## WHAT THE TASK ASKS
Reproduce each line bearing the word "라이크의".

(Data entries)
━━━━━━

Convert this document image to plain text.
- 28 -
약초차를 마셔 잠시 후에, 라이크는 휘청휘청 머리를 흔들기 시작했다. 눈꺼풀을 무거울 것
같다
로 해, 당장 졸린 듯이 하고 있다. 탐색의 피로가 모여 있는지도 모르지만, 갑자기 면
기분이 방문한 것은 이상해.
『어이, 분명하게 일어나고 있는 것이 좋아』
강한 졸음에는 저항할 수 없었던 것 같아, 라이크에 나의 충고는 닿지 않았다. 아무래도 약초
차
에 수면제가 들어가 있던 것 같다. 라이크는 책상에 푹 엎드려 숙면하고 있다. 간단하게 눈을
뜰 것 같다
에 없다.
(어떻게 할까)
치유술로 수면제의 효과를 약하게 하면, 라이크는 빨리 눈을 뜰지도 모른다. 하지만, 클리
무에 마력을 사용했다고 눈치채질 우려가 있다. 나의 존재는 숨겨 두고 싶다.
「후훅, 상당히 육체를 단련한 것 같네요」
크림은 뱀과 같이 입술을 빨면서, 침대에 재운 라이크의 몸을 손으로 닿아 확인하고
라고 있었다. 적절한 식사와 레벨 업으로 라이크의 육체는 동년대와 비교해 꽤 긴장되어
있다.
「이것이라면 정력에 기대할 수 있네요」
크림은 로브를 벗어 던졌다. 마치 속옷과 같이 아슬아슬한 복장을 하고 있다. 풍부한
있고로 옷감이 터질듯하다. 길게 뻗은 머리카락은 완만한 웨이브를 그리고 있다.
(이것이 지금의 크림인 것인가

━━━━━━

## ANSWER TO THE PROBLEM
크림은 뱀과 같이 입술을 빨면서, 침대에 재운 라이크의 몸을 손으로 닿아 확인하고
라고 있었다. 적절한 식사와 레벨 업으로 라이크의 육체는 동년대와 비교해 꽤 긴장되어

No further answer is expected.